• [To do]
Print all records exactly, leaving nothing out.

• [Data supplied]
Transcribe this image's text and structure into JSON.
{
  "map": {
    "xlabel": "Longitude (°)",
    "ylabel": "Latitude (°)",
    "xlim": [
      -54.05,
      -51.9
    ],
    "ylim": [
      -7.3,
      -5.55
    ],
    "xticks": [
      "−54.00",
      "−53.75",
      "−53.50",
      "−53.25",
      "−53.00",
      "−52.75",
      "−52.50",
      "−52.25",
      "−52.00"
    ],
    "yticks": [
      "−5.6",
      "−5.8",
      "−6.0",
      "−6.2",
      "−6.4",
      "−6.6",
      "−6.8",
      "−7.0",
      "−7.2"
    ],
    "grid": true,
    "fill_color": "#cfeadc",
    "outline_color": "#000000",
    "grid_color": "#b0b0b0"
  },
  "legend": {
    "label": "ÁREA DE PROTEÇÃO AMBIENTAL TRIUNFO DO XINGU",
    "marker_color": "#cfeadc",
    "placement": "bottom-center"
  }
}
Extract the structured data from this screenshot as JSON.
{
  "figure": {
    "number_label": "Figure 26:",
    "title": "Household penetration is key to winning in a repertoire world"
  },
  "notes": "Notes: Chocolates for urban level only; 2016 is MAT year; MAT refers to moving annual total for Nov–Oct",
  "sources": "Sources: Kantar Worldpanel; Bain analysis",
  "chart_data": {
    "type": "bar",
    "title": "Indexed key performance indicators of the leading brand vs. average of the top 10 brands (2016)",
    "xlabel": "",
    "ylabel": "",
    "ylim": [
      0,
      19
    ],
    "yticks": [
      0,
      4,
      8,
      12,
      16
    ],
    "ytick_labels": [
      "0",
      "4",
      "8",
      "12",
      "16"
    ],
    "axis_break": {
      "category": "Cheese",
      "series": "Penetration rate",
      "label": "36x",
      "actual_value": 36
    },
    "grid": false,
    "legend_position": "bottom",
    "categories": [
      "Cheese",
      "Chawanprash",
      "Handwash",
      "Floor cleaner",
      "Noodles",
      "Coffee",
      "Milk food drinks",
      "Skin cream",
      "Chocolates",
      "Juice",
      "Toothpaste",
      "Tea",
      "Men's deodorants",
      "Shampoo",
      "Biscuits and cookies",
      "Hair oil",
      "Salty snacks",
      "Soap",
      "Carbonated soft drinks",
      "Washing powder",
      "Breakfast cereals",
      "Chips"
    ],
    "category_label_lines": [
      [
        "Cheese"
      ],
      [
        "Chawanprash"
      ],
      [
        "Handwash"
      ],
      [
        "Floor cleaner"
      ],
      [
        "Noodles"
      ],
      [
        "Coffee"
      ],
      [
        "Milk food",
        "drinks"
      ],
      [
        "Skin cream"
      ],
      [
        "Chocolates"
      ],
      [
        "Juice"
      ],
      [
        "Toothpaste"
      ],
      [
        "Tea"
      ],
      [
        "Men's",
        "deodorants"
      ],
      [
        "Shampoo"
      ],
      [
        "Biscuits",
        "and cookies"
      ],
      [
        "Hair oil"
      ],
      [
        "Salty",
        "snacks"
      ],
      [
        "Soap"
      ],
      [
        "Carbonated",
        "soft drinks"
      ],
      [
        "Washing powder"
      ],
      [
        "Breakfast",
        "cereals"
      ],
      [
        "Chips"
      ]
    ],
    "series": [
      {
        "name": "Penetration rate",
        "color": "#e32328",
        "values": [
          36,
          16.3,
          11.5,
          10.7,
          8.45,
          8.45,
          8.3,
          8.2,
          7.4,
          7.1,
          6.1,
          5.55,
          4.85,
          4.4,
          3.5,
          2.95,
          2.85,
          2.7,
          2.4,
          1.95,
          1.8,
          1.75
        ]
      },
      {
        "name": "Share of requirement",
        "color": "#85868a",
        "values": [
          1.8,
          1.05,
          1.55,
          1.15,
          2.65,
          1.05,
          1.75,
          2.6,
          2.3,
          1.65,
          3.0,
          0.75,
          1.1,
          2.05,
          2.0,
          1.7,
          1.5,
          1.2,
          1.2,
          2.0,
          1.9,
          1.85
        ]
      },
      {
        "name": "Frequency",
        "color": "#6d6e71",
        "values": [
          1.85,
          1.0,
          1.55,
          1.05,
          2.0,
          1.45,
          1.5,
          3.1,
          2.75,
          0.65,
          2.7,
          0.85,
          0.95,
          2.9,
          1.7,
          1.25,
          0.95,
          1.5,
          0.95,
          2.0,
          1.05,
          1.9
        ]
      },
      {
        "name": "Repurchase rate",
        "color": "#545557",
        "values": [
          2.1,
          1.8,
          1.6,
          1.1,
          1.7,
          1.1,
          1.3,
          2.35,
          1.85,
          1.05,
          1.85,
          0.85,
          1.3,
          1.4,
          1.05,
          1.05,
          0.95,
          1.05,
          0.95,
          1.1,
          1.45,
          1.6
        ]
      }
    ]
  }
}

• [The response]
Transcribe this image's text and structure into JSON.
{
  "map": {
    "xlabel": "Longitude (°)",
    "ylabel": "Latitude (°)",
    "xlim": [
      -54.05,
      -51.9
    ],
    "ylim": [
      -7.3,
      -5.55
    ],
    "xticks": [
      "−54.00",
      "−53.75",
      "−53.50",
      "−53.25",
      "−53.00",
      "−52.75",
      "−52.50",
      "−52.25",
      "−52.00"
    ],
    "yticks": [
      "−5.6",
      "−5.8",
      "−6.0",
      "−6.2",
      "−6.4",
      "−6.6",
      "−6.8",
      "−7.0",
      "−7.2"
    ],
    "grid": true,
    "fill_color": "#cfeadc",
    "outline_color": "#000000",
    "grid_color": "#b0b0b0"
  },
  "legend": {
    "label": "ÁREA DE PROTEÇÃO AMBIENTAL TRIUNFO DO XINGU",
    "marker_color": "#cfeadc",
    "placement": "bottom-center"
  }
}
Extract the structured data from this screenshot as JSON.
{
  "figure": {
    "number_label": "Figure 26:",
    "title": "Household penetration is key to winning in a repertoire world"
  },
  "notes": "Notes: Chocolates for urban level only; 2016 is MAT year; MAT refers to moving annual total for Nov–Oct",
  "sources": "Sources: Kantar Worldpanel; Bain analysis",
  "chart_data": {
    "type": "bar",
    "title": "Indexed key performance indicators of the leading brand vs. average of the top 10 brands (2016)",
    "xlabel": "",
    "ylabel": "",
    "ylim": [
      0,
      19
    ],
    "yticks": [
      0,
      4,
      8,
      12,
      16
    ],
    "ytick_labels": [
      "0",
      "4",
      "8",
      "12",
      "16"
    ],
    "axis_break": {
      "category": "Cheese",
      "series": "Penetration rate",
      "label": "36x",
      "actual_value": 36
    },
    "grid": false,
    "legend_position": "bottom",
    "categories": [
      "Cheese",
      "Chawanprash",
      "Handwash",
      "Floor cleaner",
      "Noodles",
      "Coffee",
      "Milk food drinks",
      "Skin cream",
      "Chocolates",
      "Juice",
      "Toothpaste",
      "Tea",
      "Men's deodorants",
      "Shampoo",
      "Biscuits and cookies",
      "Hair oil",
      "Salty snacks",
      "Soap",
      "Carbonated soft drinks",
      "Washing powder",
      "Breakfast cereals",
      "Chips"
    ],
    "category_label_lines": [
      [
        "Cheese"
      ],
      [
        "Chawanprash"
      ],
      [
        "Handwash"
      ],
      [
        "Floor cleaner"
      ],
      [
        "Noodles"
      ],
      [
        "Coffee"
      ],
      [
        "Milk food",
        "drinks"
      ],
      [
        "Skin cream"
      ],
      [
        "Chocolates"
      ],
      [
        "Juice"
      ],
      [
        "Toothpaste"
      ],
      [
        "Tea"
      ],
      [
        "Men's",
        "deodorants"
      ],
      [
        "Shampoo"
      ],
      [
        "Biscuits",
        "and cookies"
      ],
      [
        "Hair oil"
      ],
      [
        "Salty",
        "snacks"
      ],
      [
        "Soap"
      ],
      [
        "Carbonated",
        "soft drinks"
      ],
      [
        "Washing powder"
      ],
      [
        "Breakfast",
        "cereals"
      ],
      [
        "Chips"
      ]
    ],
    "series": [
      {
        "name": "Penetration rate",
        "color": "#e32328",
        "values": [
          36,
          16.3,
          11.5,
          10.7,
          8.45,
          8.45,
          8.3,
          8.2,
          7.4,
          7.1,
          6.1,
          5.55,
          4.85,
          4.4,
          3.5,
          2.95,
          2.85,
          2.7,
          2.4,
          1.95,
          1.8,
          1.75
        ]
      },
      {
        "name": "Share of requirement",
        "color": "#85868a",
        "values": [
          1.8,
          1.05,
          1.55,
          1.15,
          2.65,
          1.05,
          1.75,
          2.6,
          2.3,
          1.65,
          3.0,
          0.75,
          1.1,
          2.05,
          2.0,
          1.7,
          1.5,
          1.2,
          1.2,
          2.0,
          1.9,
          1.85
        ]
      },
      {
        "name": "Frequency",
        "color": "#6d6e71",
        "values": [
          1.85,
          1.0,
          1.55,
          1.05,
          2.0,
          1.45,
          1.5,
          3.1,
          2.75,
          0.65,
          2.7,
          0.85,
          0.95,
          2.9,
          1.7,
          1.25,
          0.95,
          1.5,
          0.95,
          2.0,
          1.05,
          1.9
        ]
      },
      {
        "name": "Repurchase rate",
        "color": "#545557",
        "values": [
          2.1,
          1.8,
          1.6,
          1.1,
          1.7,
          1.1,
          1.3,
          2.35,
          1.85,
          1.05,
          1.85,
          0.85,
          1.3,
          1.4,
          1.05,
          1.05,
          0.95,
          1.05,
          0.95,
          1.1,
          1.45,
          1.6
        ]
      }
    ]
  }
}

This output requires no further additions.